● Exercise instructions:
Print out the material that follows word for word.

=== Supplied material ===

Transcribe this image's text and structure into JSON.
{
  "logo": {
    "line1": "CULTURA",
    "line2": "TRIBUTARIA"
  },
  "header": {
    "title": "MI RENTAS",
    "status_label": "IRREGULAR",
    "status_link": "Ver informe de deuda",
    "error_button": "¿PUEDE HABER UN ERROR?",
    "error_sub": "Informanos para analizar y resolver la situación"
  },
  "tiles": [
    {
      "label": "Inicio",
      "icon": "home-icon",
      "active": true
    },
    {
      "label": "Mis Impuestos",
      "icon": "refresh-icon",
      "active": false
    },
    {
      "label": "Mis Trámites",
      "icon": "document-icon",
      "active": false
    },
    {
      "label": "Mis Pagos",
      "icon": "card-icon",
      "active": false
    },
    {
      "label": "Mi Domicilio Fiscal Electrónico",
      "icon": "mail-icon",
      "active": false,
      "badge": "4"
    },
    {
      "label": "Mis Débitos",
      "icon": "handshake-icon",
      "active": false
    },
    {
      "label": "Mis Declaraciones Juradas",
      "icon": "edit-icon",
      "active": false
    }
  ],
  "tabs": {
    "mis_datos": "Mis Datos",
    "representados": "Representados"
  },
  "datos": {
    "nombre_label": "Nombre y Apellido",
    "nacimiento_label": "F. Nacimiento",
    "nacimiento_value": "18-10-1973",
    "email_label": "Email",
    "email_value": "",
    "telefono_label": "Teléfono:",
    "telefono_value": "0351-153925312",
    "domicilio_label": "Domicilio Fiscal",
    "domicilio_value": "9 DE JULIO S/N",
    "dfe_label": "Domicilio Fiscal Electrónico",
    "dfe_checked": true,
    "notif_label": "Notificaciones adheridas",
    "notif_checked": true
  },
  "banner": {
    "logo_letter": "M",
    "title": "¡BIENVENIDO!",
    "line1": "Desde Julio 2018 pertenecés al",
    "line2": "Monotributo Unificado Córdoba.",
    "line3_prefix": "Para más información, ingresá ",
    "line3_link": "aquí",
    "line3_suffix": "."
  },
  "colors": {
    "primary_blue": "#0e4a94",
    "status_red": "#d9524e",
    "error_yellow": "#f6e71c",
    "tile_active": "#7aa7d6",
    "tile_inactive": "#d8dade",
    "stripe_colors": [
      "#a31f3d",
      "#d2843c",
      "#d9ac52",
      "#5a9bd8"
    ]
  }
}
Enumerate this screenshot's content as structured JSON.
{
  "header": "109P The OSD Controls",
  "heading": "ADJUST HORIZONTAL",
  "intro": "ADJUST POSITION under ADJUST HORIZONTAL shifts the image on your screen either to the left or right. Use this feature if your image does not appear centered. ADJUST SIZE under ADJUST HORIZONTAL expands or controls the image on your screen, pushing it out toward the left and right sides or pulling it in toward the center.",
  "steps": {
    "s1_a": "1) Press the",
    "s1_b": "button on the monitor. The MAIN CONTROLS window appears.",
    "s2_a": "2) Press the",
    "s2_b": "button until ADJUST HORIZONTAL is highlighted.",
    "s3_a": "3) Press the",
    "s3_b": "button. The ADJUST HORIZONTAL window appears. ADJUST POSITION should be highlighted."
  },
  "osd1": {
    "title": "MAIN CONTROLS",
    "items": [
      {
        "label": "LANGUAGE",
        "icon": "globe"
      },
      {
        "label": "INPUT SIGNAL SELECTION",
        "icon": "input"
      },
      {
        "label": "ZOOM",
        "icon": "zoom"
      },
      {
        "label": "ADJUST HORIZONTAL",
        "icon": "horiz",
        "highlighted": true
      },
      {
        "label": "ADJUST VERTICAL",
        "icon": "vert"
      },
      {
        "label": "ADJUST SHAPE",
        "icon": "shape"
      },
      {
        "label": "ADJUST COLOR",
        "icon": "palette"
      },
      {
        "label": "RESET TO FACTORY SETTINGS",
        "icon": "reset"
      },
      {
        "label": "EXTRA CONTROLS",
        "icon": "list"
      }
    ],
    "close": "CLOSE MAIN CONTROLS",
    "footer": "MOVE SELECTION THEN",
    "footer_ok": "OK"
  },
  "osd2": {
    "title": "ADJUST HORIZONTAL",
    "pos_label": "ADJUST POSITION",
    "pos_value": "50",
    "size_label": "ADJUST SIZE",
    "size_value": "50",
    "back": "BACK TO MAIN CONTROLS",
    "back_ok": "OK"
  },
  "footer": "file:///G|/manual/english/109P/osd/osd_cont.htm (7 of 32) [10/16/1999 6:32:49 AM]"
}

===

● Written solution:
Transcribe this image's text and structure into JSON.
{
  "logo": {
    "line1": "CULTURA",
    "line2": "TRIBUTARIA"
  },
  "header": {
    "title": "MI RENTAS",
    "status_label": "IRREGULAR",
    "status_link": "Ver informe de deuda",
    "error_button": "¿PUEDE HABER UN ERROR?",
    "error_sub": "Informanos para analizar y resolver la situación"
  },
  "tiles": [
    {
      "label": "Inicio",
      "icon": "home-icon",
      "active": true
    },
    {
      "label": "Mis Impuestos",
      "icon": "refresh-icon",
      "active": false
    },
    {
      "label": "Mis Trámites",
      "icon": "document-icon",
      "active": false
    },
    {
      "label": "Mis Pagos",
      "icon": "card-icon",
      "active": false
    },
    {
      "label": "Mi Domicilio Fiscal Electrónico",
      "icon": "mail-icon",
      "active": false,
      "badge": "4"
    },
    {
      "label": "Mis Débitos",
      "icon": "handshake-icon",
      "active": false
    },
    {
      "label": "Mis Declaraciones Juradas",
      "icon": "edit-icon",
      "active": false
    }
  ],
  "tabs": {
    "mis_datos": "Mis Datos",
    "representados": "Representados"
  },
  "datos": {
    "nombre_label": "Nombre y Apellido",
    "nacimiento_label": "F. Nacimiento",
    "nacimiento_value": "18-10-1973",
    "email_label": "Email",
    "email_value": "",
    "telefono_label": "Teléfono:",
    "telefono_value": "0351-153925312",
    "domicilio_label": "Domicilio Fiscal",
    "domicilio_value": "9 DE JULIO S/N",
    "dfe_label": "Domicilio Fiscal Electrónico",
    "dfe_checked": true,
    "notif_label": "Notificaciones adheridas",
    "notif_checked": true
  },
  "banner": {
    "logo_letter": "M",
    "title": "¡BIENVENIDO!",
    "line1": "Desde Julio 2018 pertenecés al",
    "line2": "Monotributo Unificado Córdoba.",
    "line3_prefix": "Para más información, ingresá ",
    "line3_link": "aquí",
    "line3_suffix": "."
  },
  "colors": {
    "primary_blue": "#0e4a94",
    "status_red": "#d9524e",
    "error_yellow": "#f6e71c",
    "tile_active": "#7aa7d6",
    "tile_inactive": "#d8dade",
    "stripe_colors": [
      "#a31f3d",
      "#d2843c",
      "#d9ac52",
      "#5a9bd8"
    ]
  }
}
Enumerate this screenshot's content as structured JSON.
{
  "header": "109P The OSD Controls",
  "heading": "ADJUST HORIZONTAL",
  "intro": "ADJUST POSITION under ADJUST HORIZONTAL shifts the image on your screen either to the left or right. Use this feature if your image does not appear centered. ADJUST SIZE under ADJUST HORIZONTAL expands or controls the image on your screen, pushing it out toward the left and right sides or pulling it in toward the center.",
  "steps": {
    "s1_a": "1) Press the",
    "s1_b": "button on the monitor. The MAIN CONTROLS window appears.",
    "s2_a": "2) Press the",
    "s2_b": "button until ADJUST HORIZONTAL is highlighted.",
    "s3_a": "3) Press the",
    "s3_b": "button. The ADJUST HORIZONTAL window appears. ADJUST POSITION should be highlighted."
  },
  "osd1": {
    "title": "MAIN CONTROLS",
    "items": [
      {
        "label": "LANGUAGE",
        "icon": "globe"
      },
      {
        "label": "INPUT SIGNAL SELECTION",
        "icon": "input"
      },
      {
        "label": "ZOOM",
        "icon": "zoom"
      },
      {
        "label": "ADJUST HORIZONTAL",
        "icon": "horiz",
        "highlighted": true
      },
      {
        "label": "ADJUST VERTICAL",
        "icon": "vert"
      },
      {
        "label": "ADJUST SHAPE",
        "icon": "shape"
      },
      {
        "label": "ADJUST COLOR",
        "icon": "palette"
      },
      {
        "label": "RESET TO FACTORY SETTINGS",
        "icon": "reset"
      },
      {
        "label": "EXTRA CONTROLS",
        "icon": "list"
      }
    ],
    "close": "CLOSE MAIN CONTROLS",
    "footer": "MOVE SELECTION THEN",
    "footer_ok": "OK"
  },
  "osd2": {
    "title": "ADJUST HORIZONTAL",
    "pos_label": "ADJUST POSITION",
    "pos_value": "50",
    "size_label": "ADJUST SIZE",
    "size_value": "50",
    "back": "BACK TO MAIN CONTROLS",
    "back_ok": "OK"
  },
  "footer": "file:///G|/manual/english/109P/osd/osd_cont.htm (7 of 32) [10/16/1999 6:32:49 AM]"
}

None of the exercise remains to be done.